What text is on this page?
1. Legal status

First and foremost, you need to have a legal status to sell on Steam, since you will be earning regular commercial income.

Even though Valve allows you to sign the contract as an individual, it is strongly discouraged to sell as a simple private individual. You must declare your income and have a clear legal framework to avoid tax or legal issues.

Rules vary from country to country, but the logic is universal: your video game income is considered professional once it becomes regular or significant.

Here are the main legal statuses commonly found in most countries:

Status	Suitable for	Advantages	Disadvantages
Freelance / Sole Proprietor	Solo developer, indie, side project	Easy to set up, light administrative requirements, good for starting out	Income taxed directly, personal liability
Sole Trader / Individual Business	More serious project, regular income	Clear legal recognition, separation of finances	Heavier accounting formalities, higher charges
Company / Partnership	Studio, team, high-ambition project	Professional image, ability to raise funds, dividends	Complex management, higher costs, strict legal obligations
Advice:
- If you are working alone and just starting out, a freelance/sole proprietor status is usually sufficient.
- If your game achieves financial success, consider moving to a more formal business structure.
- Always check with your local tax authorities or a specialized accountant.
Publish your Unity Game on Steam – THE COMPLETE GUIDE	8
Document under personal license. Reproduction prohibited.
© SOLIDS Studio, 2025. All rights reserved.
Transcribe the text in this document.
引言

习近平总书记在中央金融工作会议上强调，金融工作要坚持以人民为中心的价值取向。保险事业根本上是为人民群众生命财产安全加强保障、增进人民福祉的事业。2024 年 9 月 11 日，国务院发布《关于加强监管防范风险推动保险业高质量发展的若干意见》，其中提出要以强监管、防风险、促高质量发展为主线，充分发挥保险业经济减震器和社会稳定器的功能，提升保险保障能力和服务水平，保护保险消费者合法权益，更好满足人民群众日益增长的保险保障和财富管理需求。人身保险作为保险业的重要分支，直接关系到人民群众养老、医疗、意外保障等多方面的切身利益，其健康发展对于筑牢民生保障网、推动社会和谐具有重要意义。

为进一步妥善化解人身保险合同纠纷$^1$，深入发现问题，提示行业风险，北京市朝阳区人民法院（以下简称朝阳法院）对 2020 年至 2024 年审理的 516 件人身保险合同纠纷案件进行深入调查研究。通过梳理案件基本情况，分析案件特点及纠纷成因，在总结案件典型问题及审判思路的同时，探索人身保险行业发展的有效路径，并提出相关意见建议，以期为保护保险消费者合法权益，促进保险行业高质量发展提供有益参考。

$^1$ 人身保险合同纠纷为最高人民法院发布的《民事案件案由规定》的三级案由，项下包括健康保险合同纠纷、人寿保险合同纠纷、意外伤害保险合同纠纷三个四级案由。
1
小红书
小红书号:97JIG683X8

◆ **Task objective**: Report the number of lines that contain "regular", with no other words.

◆ **Output**: 3